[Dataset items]
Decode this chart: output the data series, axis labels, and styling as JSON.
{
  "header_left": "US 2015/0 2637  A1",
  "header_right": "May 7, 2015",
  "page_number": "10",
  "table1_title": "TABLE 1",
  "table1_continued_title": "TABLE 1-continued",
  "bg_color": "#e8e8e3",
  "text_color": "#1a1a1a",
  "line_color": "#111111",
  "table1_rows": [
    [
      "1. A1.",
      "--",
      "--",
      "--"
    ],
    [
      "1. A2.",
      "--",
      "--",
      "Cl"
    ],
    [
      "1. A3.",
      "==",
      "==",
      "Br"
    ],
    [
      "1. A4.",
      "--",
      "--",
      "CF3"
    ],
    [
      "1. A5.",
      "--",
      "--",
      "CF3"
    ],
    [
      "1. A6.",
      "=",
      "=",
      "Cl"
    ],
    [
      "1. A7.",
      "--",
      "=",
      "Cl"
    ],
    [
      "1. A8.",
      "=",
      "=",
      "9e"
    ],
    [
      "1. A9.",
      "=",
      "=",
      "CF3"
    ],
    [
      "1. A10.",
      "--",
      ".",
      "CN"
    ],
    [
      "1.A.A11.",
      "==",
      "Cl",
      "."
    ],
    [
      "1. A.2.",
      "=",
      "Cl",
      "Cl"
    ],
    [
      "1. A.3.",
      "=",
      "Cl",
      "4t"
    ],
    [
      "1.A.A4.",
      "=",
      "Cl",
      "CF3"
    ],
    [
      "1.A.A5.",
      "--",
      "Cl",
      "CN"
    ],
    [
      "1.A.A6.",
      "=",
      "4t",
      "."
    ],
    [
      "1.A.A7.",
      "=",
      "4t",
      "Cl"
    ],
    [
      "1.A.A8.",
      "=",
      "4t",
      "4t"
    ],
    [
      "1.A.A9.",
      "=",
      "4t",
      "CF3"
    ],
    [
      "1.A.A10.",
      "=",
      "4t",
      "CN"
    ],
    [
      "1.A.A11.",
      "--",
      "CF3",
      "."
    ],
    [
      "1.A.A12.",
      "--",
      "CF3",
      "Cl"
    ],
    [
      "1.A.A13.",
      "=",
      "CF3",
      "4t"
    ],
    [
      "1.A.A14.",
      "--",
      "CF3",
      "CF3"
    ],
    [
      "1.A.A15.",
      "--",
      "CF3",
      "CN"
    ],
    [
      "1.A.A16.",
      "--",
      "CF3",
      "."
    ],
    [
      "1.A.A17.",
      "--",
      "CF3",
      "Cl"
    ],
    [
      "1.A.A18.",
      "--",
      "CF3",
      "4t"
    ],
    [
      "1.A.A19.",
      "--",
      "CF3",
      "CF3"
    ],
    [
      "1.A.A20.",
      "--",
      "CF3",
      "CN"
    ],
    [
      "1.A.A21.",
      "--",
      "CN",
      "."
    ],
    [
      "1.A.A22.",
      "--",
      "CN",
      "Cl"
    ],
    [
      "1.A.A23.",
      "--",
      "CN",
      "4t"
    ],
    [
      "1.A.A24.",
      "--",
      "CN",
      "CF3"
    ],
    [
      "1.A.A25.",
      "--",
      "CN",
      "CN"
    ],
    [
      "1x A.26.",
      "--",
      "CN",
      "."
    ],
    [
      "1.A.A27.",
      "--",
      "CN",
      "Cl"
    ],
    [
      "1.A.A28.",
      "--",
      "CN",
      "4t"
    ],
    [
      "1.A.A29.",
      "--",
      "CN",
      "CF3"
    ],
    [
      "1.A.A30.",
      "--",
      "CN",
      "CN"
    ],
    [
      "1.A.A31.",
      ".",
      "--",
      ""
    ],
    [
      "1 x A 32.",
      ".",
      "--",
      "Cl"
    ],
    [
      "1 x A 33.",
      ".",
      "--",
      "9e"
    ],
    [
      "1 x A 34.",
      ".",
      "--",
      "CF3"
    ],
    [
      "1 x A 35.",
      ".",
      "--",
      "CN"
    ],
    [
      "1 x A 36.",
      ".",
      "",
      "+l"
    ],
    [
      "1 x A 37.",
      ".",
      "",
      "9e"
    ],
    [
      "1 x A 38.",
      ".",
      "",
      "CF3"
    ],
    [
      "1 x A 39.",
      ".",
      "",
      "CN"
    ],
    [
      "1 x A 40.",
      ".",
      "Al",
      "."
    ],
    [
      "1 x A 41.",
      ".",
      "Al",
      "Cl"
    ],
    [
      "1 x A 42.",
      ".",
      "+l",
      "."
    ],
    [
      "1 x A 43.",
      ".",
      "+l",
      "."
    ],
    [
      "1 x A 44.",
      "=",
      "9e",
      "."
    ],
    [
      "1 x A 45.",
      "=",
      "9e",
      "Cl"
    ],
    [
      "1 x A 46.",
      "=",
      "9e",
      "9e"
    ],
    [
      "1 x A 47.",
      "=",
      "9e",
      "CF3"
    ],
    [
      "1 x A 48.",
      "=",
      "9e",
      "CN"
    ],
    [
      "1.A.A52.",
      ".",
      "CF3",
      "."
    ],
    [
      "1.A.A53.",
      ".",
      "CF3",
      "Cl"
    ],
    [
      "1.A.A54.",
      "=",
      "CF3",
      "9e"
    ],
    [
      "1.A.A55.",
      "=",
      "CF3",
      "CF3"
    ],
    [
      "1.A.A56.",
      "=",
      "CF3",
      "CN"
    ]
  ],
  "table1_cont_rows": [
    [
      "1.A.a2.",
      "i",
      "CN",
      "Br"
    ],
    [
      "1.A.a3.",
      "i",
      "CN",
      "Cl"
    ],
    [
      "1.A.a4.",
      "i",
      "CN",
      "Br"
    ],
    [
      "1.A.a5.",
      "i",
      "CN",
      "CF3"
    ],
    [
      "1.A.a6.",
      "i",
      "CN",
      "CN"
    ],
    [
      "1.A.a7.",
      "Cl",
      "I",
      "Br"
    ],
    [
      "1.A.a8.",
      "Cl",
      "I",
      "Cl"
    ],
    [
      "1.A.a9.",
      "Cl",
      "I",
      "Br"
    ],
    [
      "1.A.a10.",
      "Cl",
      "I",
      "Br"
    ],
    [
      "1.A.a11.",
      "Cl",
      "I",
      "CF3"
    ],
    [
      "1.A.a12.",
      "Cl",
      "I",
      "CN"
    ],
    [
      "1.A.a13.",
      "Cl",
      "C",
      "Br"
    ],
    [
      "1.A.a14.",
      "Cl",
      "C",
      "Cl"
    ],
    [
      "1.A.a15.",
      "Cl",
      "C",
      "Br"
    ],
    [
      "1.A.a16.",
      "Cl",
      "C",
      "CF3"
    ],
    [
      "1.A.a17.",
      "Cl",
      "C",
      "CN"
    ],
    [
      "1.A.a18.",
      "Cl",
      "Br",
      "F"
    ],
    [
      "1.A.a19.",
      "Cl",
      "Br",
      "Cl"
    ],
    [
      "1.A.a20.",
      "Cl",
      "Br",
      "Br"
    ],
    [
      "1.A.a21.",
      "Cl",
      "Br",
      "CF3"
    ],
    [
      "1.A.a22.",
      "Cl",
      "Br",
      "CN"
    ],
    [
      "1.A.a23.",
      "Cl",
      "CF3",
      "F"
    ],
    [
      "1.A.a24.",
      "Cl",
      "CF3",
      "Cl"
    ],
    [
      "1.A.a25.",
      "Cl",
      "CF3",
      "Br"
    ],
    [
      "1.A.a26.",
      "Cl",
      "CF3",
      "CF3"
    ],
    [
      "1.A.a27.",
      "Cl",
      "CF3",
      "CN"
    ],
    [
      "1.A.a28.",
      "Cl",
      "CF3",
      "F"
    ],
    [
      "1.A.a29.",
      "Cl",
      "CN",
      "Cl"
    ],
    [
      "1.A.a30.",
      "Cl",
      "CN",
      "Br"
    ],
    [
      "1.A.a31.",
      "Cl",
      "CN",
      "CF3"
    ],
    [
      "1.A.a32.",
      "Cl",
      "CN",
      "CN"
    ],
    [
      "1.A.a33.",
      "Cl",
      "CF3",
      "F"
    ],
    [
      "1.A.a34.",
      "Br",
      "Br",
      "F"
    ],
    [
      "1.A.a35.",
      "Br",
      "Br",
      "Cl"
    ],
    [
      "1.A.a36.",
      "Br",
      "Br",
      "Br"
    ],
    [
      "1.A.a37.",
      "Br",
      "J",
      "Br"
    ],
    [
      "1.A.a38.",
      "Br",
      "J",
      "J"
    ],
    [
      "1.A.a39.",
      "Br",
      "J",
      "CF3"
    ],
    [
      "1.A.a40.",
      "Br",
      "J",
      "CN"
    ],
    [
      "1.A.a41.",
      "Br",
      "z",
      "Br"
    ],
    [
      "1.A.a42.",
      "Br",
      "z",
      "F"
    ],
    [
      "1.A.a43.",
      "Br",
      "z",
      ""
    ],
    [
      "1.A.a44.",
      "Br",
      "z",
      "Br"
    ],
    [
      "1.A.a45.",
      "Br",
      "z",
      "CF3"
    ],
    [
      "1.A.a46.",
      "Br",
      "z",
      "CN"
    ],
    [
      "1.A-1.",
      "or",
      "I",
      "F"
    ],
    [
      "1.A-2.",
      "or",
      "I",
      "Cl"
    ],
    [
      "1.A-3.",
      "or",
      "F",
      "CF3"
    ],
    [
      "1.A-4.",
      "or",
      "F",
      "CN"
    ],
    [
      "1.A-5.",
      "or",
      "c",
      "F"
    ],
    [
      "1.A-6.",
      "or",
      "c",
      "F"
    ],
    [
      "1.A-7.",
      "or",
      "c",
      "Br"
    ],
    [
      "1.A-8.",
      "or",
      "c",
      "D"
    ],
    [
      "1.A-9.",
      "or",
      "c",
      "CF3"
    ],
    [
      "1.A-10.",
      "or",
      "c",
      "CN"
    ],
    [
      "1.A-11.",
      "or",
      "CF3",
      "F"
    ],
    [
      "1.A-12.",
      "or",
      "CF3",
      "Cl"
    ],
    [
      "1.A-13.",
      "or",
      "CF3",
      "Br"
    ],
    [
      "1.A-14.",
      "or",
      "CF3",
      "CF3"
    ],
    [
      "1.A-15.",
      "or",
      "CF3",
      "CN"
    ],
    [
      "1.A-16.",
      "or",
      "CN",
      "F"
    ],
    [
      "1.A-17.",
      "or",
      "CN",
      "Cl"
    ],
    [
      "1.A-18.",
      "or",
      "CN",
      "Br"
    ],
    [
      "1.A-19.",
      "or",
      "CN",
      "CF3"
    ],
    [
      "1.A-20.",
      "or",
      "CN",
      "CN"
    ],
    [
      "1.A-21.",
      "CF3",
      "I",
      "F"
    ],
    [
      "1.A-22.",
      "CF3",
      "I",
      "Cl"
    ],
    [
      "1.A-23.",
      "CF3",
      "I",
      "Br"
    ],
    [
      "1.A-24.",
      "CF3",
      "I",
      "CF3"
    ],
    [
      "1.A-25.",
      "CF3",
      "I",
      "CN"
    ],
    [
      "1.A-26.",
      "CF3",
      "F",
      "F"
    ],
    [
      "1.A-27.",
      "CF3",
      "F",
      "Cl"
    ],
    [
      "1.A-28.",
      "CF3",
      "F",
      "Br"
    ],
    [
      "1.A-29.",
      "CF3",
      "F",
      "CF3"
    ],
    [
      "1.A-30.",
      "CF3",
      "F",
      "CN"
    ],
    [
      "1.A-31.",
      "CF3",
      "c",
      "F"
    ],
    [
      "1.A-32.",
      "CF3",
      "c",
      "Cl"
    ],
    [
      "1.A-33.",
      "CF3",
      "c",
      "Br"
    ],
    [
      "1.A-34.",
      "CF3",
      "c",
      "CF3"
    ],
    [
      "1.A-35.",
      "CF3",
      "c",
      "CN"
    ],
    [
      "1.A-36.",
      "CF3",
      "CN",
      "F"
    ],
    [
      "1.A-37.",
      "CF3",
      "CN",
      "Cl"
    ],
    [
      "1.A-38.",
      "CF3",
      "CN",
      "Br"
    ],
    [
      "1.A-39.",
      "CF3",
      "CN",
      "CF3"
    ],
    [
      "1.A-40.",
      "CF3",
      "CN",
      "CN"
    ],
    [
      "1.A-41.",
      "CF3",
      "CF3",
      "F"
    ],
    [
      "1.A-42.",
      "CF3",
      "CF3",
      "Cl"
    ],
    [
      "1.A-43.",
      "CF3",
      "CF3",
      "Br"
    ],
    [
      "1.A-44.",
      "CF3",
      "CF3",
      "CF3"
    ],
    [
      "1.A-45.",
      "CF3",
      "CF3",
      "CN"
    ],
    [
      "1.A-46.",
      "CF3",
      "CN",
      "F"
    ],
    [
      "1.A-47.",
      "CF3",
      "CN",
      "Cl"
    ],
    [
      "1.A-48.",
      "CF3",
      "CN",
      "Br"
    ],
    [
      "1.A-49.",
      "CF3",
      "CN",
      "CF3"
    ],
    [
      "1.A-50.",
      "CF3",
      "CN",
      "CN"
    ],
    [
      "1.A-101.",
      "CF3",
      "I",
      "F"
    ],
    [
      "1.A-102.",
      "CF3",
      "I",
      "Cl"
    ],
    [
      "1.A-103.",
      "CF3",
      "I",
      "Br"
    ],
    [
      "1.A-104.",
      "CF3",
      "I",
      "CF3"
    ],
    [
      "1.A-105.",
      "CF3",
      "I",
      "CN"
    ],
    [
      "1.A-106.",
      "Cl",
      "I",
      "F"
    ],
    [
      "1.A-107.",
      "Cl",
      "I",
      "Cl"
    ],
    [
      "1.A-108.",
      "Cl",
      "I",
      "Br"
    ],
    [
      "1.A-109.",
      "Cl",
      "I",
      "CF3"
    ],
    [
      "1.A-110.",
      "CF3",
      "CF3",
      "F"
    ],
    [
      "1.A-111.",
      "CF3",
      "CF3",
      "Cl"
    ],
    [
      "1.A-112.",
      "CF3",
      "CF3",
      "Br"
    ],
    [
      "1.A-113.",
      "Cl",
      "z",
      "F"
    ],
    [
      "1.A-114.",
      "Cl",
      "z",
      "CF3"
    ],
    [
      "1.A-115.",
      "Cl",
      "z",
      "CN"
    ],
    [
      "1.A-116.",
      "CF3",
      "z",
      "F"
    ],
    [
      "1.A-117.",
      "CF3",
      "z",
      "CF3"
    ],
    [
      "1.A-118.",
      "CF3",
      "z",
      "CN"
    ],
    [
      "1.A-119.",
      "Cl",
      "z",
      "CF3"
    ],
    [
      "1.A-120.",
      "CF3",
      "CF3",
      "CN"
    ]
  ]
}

...

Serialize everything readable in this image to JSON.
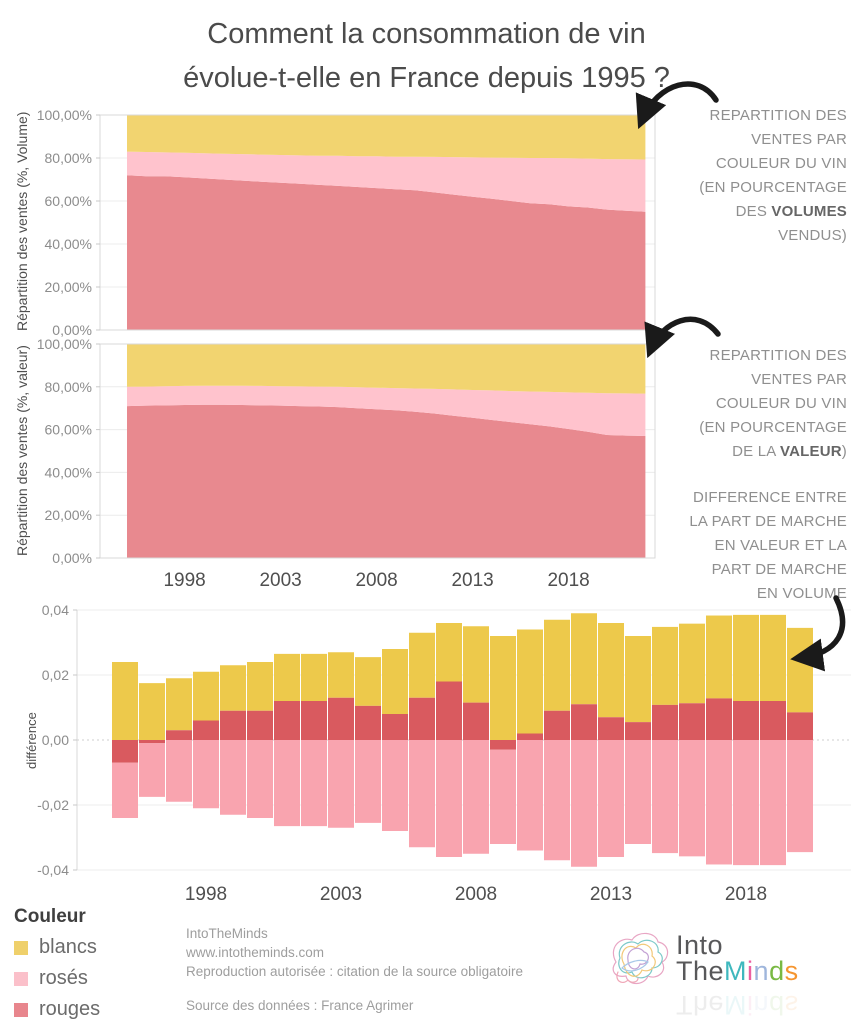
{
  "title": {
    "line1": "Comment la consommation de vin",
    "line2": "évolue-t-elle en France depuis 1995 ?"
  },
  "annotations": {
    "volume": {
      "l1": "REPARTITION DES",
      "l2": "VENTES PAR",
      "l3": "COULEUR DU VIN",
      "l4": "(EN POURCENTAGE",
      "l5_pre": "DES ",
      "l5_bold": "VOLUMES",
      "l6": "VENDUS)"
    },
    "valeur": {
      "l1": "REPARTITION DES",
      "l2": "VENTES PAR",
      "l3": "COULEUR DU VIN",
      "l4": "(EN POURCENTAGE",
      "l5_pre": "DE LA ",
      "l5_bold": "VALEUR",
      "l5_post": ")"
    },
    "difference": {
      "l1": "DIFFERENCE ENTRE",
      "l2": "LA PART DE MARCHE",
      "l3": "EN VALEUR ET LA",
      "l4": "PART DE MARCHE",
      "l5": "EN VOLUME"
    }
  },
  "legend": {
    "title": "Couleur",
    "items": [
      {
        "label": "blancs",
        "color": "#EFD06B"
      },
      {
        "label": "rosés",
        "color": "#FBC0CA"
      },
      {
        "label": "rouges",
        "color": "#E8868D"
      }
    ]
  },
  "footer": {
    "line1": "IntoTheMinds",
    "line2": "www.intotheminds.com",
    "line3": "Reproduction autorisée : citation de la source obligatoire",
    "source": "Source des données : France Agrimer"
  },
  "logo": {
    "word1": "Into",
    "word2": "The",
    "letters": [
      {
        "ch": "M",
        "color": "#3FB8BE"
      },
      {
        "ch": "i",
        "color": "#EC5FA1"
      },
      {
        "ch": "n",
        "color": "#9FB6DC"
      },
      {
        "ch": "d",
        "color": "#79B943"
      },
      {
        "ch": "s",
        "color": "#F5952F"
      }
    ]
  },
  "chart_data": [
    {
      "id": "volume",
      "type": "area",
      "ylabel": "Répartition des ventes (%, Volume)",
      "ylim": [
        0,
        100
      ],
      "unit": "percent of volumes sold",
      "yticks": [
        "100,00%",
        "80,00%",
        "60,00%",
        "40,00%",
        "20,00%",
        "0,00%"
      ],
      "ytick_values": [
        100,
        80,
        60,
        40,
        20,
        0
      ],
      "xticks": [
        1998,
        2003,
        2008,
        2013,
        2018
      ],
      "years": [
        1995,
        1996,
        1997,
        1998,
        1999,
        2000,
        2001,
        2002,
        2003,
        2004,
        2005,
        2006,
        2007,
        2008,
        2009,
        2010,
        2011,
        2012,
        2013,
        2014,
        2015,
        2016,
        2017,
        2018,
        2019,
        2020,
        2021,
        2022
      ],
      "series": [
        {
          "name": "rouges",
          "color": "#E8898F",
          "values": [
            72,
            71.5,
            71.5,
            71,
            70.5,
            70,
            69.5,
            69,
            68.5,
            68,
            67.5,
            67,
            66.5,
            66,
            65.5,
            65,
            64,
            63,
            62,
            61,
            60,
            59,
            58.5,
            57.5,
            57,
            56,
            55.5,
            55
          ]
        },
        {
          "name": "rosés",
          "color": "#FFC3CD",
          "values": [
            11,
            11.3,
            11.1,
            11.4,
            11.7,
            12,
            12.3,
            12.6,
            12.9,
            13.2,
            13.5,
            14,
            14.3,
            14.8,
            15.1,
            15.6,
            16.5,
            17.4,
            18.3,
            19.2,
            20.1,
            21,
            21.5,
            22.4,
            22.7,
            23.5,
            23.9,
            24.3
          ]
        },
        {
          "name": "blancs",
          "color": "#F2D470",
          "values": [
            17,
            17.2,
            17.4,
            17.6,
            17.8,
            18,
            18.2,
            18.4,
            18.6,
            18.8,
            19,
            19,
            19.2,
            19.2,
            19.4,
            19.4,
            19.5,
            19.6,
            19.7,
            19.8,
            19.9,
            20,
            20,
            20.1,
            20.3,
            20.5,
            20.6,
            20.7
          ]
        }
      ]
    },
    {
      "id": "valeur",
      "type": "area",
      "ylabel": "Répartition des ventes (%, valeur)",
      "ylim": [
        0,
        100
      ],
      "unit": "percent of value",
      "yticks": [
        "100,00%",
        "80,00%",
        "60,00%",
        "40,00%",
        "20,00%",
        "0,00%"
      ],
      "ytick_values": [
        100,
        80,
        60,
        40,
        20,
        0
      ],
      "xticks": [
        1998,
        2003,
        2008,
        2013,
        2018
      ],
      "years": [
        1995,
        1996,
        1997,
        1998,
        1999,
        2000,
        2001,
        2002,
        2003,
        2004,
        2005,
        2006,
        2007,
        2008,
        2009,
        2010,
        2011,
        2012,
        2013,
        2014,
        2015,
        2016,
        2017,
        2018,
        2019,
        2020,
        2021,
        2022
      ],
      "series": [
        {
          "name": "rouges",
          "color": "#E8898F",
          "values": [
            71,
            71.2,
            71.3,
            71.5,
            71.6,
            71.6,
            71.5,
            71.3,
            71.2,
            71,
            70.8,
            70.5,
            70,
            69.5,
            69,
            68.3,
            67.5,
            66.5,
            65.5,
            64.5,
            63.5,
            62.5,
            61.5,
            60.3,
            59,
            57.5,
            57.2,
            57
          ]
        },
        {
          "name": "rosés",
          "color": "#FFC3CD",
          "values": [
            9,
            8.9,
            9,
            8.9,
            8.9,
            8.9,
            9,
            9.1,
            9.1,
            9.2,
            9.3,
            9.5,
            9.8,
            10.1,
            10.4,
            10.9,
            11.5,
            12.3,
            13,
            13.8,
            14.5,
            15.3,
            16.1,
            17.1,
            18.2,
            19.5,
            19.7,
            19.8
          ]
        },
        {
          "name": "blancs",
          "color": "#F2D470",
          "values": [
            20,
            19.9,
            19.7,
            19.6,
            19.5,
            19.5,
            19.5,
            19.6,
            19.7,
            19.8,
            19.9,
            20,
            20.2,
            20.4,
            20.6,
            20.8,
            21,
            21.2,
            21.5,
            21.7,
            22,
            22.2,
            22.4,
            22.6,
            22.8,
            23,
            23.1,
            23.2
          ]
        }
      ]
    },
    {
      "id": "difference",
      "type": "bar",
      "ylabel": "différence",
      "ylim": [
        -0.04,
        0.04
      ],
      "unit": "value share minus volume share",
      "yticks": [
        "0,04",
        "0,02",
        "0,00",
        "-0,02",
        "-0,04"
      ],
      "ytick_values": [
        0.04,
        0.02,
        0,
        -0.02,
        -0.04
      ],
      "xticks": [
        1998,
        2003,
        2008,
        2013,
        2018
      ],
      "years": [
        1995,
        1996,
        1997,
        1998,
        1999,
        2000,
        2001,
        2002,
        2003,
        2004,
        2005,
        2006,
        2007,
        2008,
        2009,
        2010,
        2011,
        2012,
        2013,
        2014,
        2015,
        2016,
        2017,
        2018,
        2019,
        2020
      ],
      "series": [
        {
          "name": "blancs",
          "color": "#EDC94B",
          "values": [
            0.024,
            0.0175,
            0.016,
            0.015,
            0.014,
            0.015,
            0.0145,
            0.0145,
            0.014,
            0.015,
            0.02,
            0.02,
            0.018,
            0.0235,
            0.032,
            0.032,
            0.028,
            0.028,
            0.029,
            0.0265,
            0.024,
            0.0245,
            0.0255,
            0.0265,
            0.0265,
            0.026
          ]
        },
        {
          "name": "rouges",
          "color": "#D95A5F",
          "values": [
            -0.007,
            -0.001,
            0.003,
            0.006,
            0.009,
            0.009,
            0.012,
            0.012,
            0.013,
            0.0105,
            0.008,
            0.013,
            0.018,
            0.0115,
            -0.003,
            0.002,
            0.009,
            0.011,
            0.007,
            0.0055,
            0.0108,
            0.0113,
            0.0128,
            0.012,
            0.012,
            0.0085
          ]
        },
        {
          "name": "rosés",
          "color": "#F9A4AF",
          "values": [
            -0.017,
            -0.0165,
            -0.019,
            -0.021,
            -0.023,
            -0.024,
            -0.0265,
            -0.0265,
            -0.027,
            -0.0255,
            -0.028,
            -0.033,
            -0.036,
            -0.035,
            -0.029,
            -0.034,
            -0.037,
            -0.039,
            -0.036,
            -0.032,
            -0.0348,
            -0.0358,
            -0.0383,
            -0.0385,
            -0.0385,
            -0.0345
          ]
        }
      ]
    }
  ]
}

■ OBJECTIVE ■
Filter the entries down to the lines with the word "JSON" in them.

■ THE RESPONSE ■
Decode this chart: output the data series, axis labels, and styling as JSON.
Serialize everything readable in this image to JSON.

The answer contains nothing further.